• [Exercise directions]
Retype the data that follows line by line, exactly, and leave its pictures out.

Start Available records

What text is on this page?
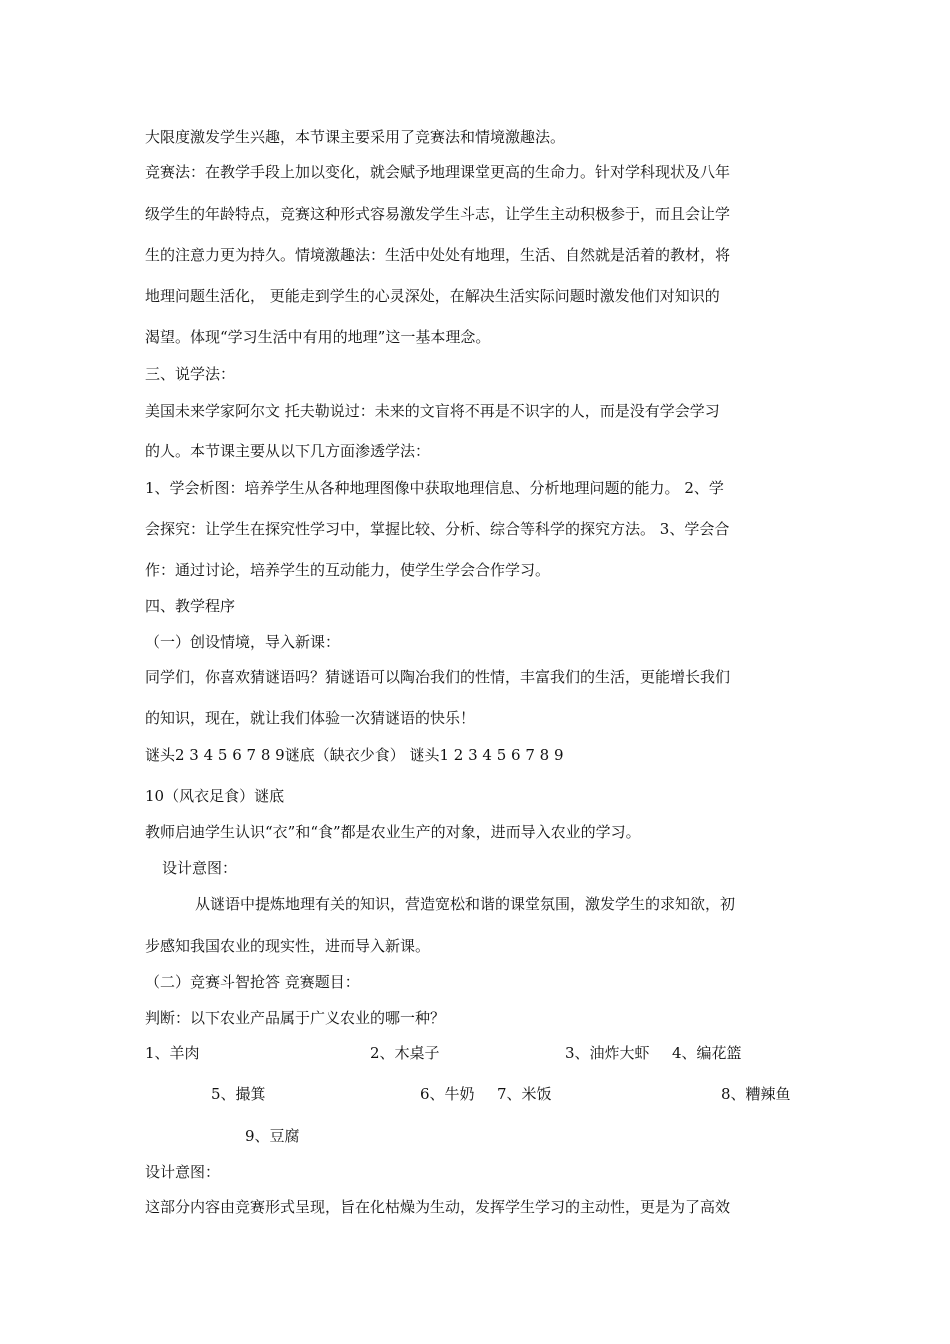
大限度激发学生兴趣，本节课主要采用了竞赛法和情境激趣法。
竞赛法：在教学手段上加以变化，就会赋予地理课堂更高的生命力。针对学科现状及八年
级学生的年龄特点，竞赛这种形式容易激发学生斗志，让学生主动积极参于，而且会让学
生的注意力更为持久。情境激趣法：生活中处处有地理，生活、自然就是活着的教材，将
地理问题生活化， 更能走到学生的心灵深处，在解决生活实际问题时激发他们对知识的
渴望。体现“学习生活中有用的地理”这一基本理念。
三、说学法：
美国未来学家阿尔文 托夫勒说过：未来的文盲将不再是不识字的人，而是没有学会学习
的人。本节课主要从以下几方面渗透学法：
1、学会析图：培养学生从各种地理图像中获取地理信息、分析地理问题的能力。 2、学
会探究：让学生在探究性学习中，掌握比较、分析、综合等科学的探究方法。 3、学会合
作：通过讨论，培养学生的互动能力，使学生学会合作学习。
四、教学程序
（一）创设情境，导入新课：
同学们，你喜欢猜谜语吗？猜谜语可以陶冶我们的性情，丰富我们的生活，更能增长我们
的知识，现在，就让我们体验一次猜谜语的快乐！
谜头2 3 4 5 6 7 8 9谜底（缺衣少食） 谜头1 2 3 4 5 6 7 8 9
10（风衣足食）谜底
教师启迪学生认识“衣”和“食”都是农业生产的对象，进而导入农业的学习。
设计意图：
从谜语中提炼地理有关的知识，营造宽松和谐的课堂氛围，激发学生的求知欲，初
步感知我国农业的现实性，进而导入新课。
（二）竞赛斗智抢答 竞赛题目：
判断：以下农业产品属于广义农业的哪一种？
1、羊肉	2、木桌子	3、油炸大虾 4、编花篮
5、撮箕	6、牛奶 7、米饭	8、糟辣鱼
9、豆腐
设计意图：
这部分内容由竞赛形式呈现，旨在化枯燥为生动，发挥学生学习的主动性，更是为了高效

End Available records

• [Output for this exercise]
What text is on this page?
大限度激发学生兴趣，本节课主要采用了竞赛法和情境激趣法。
竞赛法：在教学手段上加以变化，就会赋予地理课堂更高的生命力。针对学科现状及八年
级学生的年龄特点，竞赛这种形式容易激发学生斗志，让学生主动积极参于，而且会让学
生的注意力更为持久。情境激趣法：生活中处处有地理，生活、自然就是活着的教材，将
地理问题生活化， 更能走到学生的心灵深处，在解决生活实际问题时激发他们对知识的
渴望。体现“学习生活中有用的地理”这一基本理念。
三、说学法：
美国未来学家阿尔文 托夫勒说过：未来的文盲将不再是不识字的人，而是没有学会学习
的人。本节课主要从以下几方面渗透学法：
1、学会析图：培养学生从各种地理图像中获取地理信息、分析地理问题的能力。 2、学
会探究：让学生在探究性学习中，掌握比较、分析、综合等科学的探究方法。 3、学会合
作：通过讨论，培养学生的互动能力，使学生学会合作学习。
四、教学程序
（一）创设情境，导入新课：
同学们，你喜欢猜谜语吗？猜谜语可以陶冶我们的性情，丰富我们的生活，更能增长我们
的知识，现在，就让我们体验一次猜谜语的快乐！
谜头2 3 4 5 6 7 8 9谜底（缺衣少食） 谜头1 2 3 4 5 6 7 8 9
10（风衣足食）谜底
教师启迪学生认识“衣”和“食”都是农业生产的对象，进而导入农业的学习。
设计意图：
从谜语中提炼地理有关的知识，营造宽松和谐的课堂氛围，激发学生的求知欲，初
步感知我国农业的现实性，进而导入新课。
（二）竞赛斗智抢答 竞赛题目：
判断：以下农业产品属于广义农业的哪一种？
1、羊肉	2、木桌子	3、油炸大虾 4、编花篮
5、撮箕	6、牛奶 7、米饭	8、糟辣鱼
9、豆腐
设计意图：
这部分内容由竞赛形式呈现，旨在化枯燥为生动，发挥学生学习的主动性，更是为了高效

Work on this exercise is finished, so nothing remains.